**SUPPLIED RECORDS:**

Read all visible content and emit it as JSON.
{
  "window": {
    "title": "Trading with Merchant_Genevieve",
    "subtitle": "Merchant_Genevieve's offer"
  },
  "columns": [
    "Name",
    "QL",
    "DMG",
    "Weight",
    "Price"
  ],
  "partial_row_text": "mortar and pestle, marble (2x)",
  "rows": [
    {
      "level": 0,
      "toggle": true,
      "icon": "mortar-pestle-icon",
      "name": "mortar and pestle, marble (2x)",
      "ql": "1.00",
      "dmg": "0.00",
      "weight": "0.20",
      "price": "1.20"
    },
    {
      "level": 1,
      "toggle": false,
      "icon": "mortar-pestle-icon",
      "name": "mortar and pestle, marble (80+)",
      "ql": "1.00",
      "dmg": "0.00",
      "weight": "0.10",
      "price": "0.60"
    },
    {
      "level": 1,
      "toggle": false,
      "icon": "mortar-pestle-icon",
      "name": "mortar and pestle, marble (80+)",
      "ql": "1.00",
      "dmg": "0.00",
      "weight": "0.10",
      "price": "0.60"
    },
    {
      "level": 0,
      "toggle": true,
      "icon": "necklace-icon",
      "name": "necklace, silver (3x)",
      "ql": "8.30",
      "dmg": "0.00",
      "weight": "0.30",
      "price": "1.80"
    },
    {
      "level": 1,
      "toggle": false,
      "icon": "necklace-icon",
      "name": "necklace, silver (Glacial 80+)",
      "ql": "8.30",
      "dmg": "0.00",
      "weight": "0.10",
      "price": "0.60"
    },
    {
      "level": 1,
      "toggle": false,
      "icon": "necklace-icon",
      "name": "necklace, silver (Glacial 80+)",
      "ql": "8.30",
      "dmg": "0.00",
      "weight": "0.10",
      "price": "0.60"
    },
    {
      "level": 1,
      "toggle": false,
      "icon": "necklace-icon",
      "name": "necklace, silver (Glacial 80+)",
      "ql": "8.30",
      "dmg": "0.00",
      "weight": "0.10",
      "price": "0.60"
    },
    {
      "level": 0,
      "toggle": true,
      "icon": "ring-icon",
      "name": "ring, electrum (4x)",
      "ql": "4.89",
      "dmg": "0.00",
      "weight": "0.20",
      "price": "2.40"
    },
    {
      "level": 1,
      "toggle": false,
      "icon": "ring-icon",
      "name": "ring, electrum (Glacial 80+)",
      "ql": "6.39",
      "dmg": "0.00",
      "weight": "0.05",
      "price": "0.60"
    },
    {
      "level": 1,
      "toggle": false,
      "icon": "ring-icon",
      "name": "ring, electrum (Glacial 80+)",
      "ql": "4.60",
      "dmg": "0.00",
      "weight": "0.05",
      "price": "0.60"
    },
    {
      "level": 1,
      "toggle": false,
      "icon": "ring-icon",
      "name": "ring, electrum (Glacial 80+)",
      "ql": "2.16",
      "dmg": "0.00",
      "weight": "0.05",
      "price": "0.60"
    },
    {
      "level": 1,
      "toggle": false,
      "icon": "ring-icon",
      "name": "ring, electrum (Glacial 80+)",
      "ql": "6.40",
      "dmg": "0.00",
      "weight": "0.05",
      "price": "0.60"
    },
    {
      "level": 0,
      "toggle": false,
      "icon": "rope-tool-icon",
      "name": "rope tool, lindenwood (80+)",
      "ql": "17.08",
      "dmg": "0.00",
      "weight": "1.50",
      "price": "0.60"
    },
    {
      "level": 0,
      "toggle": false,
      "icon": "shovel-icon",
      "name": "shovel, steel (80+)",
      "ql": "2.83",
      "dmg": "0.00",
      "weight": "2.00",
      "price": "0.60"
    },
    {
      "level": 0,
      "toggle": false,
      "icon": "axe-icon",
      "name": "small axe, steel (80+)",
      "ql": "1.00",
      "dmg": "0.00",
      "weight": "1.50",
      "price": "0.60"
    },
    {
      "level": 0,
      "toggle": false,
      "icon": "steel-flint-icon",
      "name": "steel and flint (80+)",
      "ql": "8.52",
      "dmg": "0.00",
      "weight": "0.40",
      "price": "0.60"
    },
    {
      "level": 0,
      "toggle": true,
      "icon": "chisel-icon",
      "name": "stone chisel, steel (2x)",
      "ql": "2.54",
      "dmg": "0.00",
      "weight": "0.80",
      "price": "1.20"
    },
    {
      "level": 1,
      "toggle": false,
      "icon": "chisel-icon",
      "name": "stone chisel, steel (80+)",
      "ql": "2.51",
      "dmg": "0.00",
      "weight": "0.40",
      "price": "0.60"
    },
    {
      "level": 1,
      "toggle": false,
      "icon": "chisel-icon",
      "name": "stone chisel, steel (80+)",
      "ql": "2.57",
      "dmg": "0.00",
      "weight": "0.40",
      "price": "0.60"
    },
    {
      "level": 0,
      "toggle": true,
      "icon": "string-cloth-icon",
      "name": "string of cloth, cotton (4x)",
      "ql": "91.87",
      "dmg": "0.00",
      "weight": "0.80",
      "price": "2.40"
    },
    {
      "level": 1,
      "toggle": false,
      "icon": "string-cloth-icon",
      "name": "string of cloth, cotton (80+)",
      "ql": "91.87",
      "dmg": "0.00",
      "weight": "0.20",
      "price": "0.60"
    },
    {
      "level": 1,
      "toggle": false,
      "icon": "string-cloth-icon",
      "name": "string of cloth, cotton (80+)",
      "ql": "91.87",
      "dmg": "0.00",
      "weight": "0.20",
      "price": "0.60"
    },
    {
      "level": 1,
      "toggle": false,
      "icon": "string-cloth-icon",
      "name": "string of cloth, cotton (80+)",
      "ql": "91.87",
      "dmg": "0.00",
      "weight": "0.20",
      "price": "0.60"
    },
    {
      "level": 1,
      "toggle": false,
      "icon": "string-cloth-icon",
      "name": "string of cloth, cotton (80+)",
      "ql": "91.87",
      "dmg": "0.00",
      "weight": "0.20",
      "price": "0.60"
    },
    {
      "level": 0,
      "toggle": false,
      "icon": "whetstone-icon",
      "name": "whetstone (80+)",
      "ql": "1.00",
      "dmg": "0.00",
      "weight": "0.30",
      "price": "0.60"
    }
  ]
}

**DIRECTIONS:**
Among the entries, how many lines include the word "whetstone"? Answer with a single number and nothing further.

**ANSWER TO THE PROBLEM:**
2